-- Begin --

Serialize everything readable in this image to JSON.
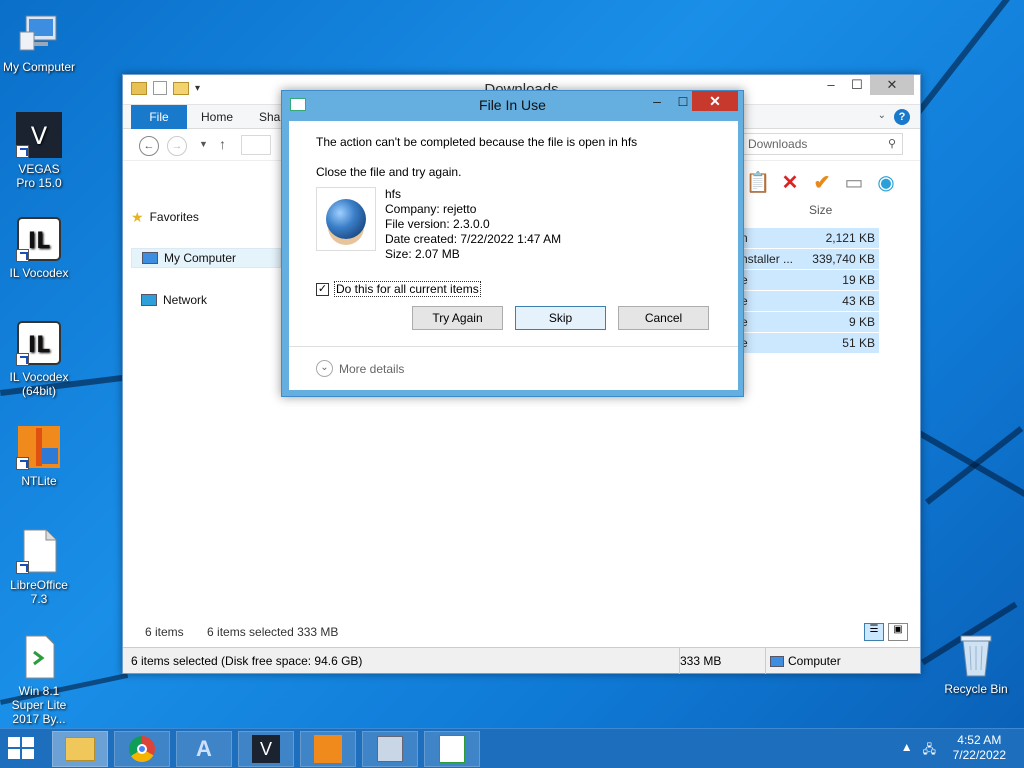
{
  "desktop": {
    "icons": [
      {
        "label": "My Computer"
      },
      {
        "label": "VEGAS Pro 15.0"
      },
      {
        "label": "IL Vocodex"
      },
      {
        "label": "IL Vocodex (64bit)"
      },
      {
        "label": "NTLite"
      },
      {
        "label": "LibreOffice 7.3"
      },
      {
        "label": "Win 8.1 Super Lite 2017 By..."
      },
      {
        "label": "Recycle Bin"
      }
    ]
  },
  "explorer": {
    "title": "Downloads",
    "tabs": {
      "file": "File",
      "home": "Home",
      "share": "Shar"
    },
    "search_placeholder": "Downloads",
    "nav": {
      "favorites": "Favorites",
      "my_computer": "My Computer",
      "network": "Network"
    },
    "columns": {
      "size": "Size"
    },
    "files": [
      {
        "name": "n",
        "size": "2,121 KB"
      },
      {
        "name": "nstaller ...",
        "size": "339,740 KB"
      },
      {
        "name": "e",
        "size": "19 KB"
      },
      {
        "name": "e",
        "size": "43 KB"
      },
      {
        "name": "e",
        "size": "9 KB"
      },
      {
        "name": "e",
        "size": "51 KB"
      }
    ],
    "status_items": "6 items",
    "status_selected": "6 items selected  333 MB",
    "statusbar": {
      "selection": "6 items selected (Disk free space: 94.6 GB)",
      "size": "333 MB",
      "location": "Computer"
    }
  },
  "dialog": {
    "title": "File In Use",
    "message": "The action can't be completed because the file is open in hfs",
    "instruction": "Close the file and try again.",
    "file": {
      "name": "hfs",
      "company": "Company: rejetto",
      "version": "File version: 2.3.0.0",
      "created": "Date created: 7/22/2022 1:47 AM",
      "size": "Size: 2.07 MB"
    },
    "checkbox_label": "Do this for all current items",
    "checkbox_checked": true,
    "buttons": {
      "try_again": "Try Again",
      "skip": "Skip",
      "cancel": "Cancel"
    },
    "more_details": "More details"
  },
  "taskbar": {
    "time": "4:52 AM",
    "date": "7/22/2022"
  },
  "colors": {
    "accent": "#1979ca",
    "dialog_frame": "#64aee0",
    "close_button": "#c7392c",
    "taskbar": "#1d6fbe"
  }
}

-- End --

What you have to do -
Locate all lines holding the word "this", then copy them out.

Finished task -
Serialize everything readable in this image to JSON.
    "checkbox_label": "Do this for all current items",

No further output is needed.